[Dataset items]
%%
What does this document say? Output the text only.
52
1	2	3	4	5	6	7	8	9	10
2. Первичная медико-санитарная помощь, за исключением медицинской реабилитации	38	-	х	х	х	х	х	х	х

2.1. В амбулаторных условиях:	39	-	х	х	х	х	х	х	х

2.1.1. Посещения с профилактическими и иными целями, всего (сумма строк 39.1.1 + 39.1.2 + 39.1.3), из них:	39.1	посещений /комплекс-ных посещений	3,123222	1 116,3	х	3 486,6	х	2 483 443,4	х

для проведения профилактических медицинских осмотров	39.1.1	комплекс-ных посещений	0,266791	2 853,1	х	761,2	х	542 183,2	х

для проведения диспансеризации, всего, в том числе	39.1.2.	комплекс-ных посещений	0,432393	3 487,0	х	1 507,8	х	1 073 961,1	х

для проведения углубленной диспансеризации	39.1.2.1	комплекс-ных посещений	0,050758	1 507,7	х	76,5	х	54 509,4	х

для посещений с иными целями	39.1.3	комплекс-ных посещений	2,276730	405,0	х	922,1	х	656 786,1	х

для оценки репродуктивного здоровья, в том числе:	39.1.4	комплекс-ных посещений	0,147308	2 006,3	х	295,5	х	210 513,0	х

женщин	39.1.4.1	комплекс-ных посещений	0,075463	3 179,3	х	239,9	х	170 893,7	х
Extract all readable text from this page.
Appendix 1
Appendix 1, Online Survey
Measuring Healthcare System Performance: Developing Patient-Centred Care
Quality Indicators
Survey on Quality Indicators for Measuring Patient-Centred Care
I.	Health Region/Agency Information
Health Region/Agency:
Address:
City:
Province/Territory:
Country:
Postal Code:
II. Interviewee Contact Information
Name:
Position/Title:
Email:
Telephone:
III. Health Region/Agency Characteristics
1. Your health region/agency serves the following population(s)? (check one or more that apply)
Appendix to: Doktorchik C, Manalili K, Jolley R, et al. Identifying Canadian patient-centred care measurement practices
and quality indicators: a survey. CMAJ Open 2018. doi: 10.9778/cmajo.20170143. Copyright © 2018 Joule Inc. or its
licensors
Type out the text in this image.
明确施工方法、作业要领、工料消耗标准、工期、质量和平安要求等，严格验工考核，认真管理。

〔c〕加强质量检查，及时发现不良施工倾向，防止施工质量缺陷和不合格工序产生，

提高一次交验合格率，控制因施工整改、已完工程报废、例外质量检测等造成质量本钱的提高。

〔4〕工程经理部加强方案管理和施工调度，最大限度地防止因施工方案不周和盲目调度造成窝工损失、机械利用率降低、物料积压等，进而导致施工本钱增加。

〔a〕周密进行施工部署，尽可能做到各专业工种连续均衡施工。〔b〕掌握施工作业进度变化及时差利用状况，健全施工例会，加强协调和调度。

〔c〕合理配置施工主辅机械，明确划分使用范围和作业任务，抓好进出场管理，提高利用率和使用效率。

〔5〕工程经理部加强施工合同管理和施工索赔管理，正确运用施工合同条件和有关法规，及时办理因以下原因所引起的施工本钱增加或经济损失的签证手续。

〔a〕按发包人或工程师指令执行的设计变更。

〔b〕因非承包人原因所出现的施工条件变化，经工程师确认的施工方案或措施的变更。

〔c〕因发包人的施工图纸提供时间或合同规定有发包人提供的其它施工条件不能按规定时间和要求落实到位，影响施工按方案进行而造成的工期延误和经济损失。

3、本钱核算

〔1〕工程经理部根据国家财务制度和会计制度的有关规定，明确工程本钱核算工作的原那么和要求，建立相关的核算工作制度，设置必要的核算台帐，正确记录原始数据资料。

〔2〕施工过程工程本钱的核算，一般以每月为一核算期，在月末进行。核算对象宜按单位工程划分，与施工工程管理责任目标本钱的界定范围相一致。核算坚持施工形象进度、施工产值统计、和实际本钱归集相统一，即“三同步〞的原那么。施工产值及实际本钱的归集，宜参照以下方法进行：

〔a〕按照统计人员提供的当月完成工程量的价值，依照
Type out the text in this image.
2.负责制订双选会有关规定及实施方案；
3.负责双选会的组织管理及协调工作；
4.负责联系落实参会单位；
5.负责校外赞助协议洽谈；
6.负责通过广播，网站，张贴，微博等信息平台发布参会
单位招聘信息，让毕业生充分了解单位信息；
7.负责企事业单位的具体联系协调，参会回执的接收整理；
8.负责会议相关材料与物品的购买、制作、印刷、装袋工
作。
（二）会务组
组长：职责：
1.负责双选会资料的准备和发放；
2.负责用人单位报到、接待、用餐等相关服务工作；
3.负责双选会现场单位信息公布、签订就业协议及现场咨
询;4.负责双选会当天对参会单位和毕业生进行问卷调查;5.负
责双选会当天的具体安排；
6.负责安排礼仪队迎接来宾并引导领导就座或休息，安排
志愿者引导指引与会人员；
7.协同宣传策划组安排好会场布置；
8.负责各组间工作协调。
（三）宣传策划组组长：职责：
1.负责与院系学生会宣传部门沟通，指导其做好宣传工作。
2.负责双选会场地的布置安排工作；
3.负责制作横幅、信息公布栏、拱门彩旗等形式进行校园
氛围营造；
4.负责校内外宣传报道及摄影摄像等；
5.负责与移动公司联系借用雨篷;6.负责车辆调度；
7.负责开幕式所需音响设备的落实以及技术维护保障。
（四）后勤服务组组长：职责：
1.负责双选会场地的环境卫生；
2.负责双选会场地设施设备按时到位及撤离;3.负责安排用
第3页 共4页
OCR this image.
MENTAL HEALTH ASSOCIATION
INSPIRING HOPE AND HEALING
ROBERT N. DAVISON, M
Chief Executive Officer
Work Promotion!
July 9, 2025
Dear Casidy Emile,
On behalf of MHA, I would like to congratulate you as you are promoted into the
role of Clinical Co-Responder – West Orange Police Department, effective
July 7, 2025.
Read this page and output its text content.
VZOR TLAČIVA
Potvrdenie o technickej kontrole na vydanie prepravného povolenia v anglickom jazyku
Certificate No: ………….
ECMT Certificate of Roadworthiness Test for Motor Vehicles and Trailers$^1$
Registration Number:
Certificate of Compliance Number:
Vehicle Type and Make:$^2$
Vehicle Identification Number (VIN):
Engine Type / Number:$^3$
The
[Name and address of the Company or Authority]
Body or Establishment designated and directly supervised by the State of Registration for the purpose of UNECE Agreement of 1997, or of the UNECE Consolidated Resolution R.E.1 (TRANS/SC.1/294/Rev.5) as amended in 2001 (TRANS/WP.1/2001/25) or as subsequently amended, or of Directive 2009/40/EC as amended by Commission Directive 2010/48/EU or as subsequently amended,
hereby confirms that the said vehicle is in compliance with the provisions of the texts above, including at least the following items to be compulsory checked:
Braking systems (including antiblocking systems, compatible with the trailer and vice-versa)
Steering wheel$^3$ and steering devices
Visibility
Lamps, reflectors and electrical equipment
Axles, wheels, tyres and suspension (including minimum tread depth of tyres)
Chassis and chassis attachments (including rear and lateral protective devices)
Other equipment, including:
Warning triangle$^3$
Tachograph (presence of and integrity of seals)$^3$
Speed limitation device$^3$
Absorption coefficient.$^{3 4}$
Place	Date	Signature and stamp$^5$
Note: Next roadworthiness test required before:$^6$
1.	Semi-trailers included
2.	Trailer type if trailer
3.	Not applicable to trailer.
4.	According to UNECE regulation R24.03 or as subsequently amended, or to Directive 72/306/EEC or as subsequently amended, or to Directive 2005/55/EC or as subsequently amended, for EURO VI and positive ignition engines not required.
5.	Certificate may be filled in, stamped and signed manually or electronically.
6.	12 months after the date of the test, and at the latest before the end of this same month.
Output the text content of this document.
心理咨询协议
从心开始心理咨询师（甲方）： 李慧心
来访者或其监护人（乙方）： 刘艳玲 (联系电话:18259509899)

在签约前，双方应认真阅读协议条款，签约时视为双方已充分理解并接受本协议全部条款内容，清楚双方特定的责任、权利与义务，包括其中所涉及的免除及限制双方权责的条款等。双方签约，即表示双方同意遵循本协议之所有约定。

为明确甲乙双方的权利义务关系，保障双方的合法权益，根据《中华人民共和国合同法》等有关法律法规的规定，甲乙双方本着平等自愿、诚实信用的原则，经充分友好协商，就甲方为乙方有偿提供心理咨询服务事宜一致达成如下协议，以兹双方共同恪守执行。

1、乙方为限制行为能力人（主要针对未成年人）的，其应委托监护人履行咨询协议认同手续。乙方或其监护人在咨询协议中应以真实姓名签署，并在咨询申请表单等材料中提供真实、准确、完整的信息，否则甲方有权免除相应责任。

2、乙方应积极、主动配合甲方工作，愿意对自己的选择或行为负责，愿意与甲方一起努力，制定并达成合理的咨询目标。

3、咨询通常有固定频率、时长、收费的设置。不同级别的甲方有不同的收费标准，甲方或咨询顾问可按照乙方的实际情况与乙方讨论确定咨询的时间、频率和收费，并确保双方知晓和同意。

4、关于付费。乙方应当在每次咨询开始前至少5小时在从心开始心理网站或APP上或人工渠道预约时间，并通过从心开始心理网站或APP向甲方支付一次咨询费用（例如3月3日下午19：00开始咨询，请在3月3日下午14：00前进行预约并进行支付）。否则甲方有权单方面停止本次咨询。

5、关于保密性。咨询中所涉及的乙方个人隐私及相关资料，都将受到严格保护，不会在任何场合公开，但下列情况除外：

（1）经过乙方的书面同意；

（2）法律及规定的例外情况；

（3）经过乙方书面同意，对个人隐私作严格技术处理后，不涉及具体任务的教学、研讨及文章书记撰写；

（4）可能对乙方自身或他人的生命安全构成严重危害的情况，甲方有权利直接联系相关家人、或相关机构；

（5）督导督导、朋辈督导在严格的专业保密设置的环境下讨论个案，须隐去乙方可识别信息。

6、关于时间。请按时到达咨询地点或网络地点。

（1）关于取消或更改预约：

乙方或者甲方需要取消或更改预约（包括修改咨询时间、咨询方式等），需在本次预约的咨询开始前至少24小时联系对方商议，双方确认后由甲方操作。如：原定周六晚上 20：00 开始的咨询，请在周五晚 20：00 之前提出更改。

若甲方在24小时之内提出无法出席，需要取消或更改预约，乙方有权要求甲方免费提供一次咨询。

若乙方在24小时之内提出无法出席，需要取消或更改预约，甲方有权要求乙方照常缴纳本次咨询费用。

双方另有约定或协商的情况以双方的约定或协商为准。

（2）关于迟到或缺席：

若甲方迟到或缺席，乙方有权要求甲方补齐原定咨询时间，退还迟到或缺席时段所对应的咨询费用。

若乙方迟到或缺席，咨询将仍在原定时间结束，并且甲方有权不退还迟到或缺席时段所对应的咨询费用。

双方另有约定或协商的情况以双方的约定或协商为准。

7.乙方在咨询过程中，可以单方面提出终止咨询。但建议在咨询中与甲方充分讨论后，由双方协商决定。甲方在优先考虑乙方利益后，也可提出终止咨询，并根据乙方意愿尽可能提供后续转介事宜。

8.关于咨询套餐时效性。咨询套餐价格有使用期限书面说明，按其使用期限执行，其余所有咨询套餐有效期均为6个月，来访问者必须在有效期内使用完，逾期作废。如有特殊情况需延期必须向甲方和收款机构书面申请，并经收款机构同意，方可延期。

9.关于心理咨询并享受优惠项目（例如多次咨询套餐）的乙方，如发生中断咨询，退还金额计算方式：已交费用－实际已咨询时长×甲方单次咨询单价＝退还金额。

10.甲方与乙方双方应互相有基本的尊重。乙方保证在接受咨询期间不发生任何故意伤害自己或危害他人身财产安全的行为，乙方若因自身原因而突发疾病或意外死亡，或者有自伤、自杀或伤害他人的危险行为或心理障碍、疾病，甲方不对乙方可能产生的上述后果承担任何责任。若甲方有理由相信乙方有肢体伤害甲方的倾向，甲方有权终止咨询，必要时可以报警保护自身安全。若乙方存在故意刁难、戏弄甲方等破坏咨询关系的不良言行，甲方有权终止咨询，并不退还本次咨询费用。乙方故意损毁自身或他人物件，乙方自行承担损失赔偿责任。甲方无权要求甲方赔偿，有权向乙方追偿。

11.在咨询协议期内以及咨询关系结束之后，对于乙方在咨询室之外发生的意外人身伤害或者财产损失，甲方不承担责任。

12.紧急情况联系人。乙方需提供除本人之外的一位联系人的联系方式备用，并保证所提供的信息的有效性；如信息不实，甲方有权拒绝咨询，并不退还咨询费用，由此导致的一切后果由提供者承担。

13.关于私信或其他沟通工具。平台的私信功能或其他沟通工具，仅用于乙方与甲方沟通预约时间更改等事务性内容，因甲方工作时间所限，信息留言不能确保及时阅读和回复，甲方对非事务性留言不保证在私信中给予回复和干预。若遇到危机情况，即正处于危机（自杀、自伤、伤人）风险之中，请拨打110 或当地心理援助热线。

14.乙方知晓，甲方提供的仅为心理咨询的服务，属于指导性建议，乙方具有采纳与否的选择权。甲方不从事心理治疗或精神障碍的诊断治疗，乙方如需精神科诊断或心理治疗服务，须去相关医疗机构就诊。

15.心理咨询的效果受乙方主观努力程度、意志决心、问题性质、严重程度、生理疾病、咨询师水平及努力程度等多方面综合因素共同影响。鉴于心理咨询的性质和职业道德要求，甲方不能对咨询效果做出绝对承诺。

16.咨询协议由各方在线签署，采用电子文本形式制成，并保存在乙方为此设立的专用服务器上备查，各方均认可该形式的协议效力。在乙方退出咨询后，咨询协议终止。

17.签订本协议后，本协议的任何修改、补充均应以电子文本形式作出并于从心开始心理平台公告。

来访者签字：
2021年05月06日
%%
Return each line with "before".

Note: Next roadworthiness test required before:$^6$
6.	12 months after the date of the test, and at the latest before the end of this same month.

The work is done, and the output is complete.